= Your task =
The full listing, exactly as written and with no images, is the expected output.
Records provided Block Start
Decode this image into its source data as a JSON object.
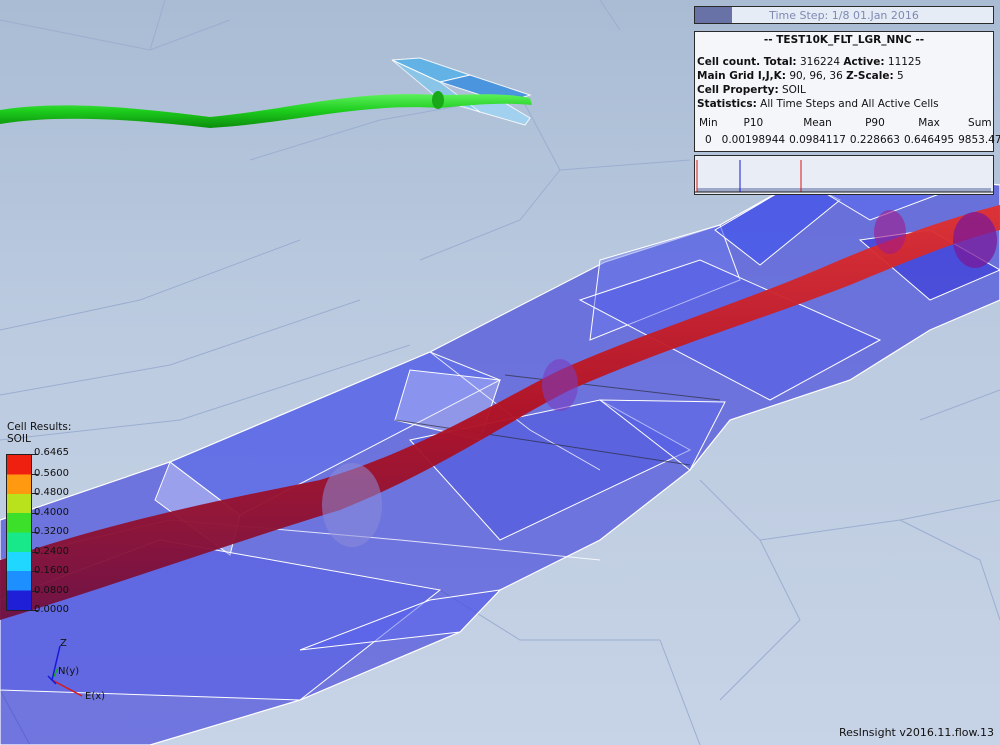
{
  "timestep": {
    "label": "Time Step: 1/8 01.Jan 2016",
    "progress_fraction": 0.125
  },
  "info": {
    "title": "-- TEST10K_FLT_LGR_NNC --",
    "cell_count_label": "Cell count. Total:",
    "cell_count_total": "316224",
    "active_label": "Active:",
    "active_value": "11125",
    "main_grid_label": "Main Grid I,J,K:",
    "main_grid_value": "90, 96, 36",
    "zscale_label": "Z-Scale:",
    "zscale_value": "5",
    "cell_property_label": "Cell Property:",
    "cell_property_value": "SOIL",
    "statistics_label": "Statistics:",
    "statistics_value": "All Time Steps and All Active Cells",
    "stats_headers": [
      "Min",
      "P10",
      "Mean",
      "P90",
      "Max",
      "Sum"
    ],
    "stats_values": [
      "0",
      "0.00198944",
      "0.0984117",
      "0.228663",
      "0.646495",
      "9853.47"
    ]
  },
  "legend": {
    "title_line1": "Cell Results:",
    "title_line2": "SOIL",
    "ticks": [
      "0.6465",
      "0.5600",
      "0.4800",
      "0.4000",
      "0.3200",
      "0.2400",
      "0.1600",
      "0.0800",
      "0.0000"
    ]
  },
  "axes": {
    "z": "Z",
    "n": "N(y)",
    "e": "E(x)"
  },
  "version": "ResInsight v2016.11.flow.13",
  "colors": {
    "background": "#bccbe0",
    "well_red": "#c01818",
    "well_green": "#20c820",
    "grid_blue": "#2a2ad8"
  }
}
Records provided Block End
= Answer to this exercise =
Decode this image into its source data as a JSON object.
{
  "timestep": {
    "label": "Time Step: 1/8 01.Jan 2016",
    "progress_fraction": 0.125
  },
  "info": {
    "title": "-- TEST10K_FLT_LGR_NNC --",
    "cell_count_label": "Cell count. Total:",
    "cell_count_total": "316224",
    "active_label": "Active:",
    "active_value": "11125",
    "main_grid_label": "Main Grid I,J,K:",
    "main_grid_value": "90, 96, 36",
    "zscale_label": "Z-Scale:",
    "zscale_value": "5",
    "cell_property_label": "Cell Property:",
    "cell_property_value": "SOIL",
    "statistics_label": "Statistics:",
    "statistics_value": "All Time Steps and All Active Cells",
    "stats_headers": [
      "Min",
      "P10",
      "Mean",
      "P90",
      "Max",
      "Sum"
    ],
    "stats_values": [
      "0",
      "0.00198944",
      "0.0984117",
      "0.228663",
      "0.646495",
      "9853.47"
    ]
  },
  "legend": {
    "title_line1": "Cell Results:",
    "title_line2": "SOIL",
    "ticks": [
      "0.6465",
      "0.5600",
      "0.4800",
      "0.4000",
      "0.3200",
      "0.2400",
      "0.1600",
      "0.0800",
      "0.0000"
    ]
  },
  "axes": {
    "z": "Z",
    "n": "N(y)",
    "e": "E(x)"
  },
  "version": "ResInsight v2016.11.flow.13",
  "colors": {
    "background": "#bccbe0",
    "well_red": "#c01818",
    "well_green": "#20c820",
    "grid_blue": "#2a2ad8"
  }
}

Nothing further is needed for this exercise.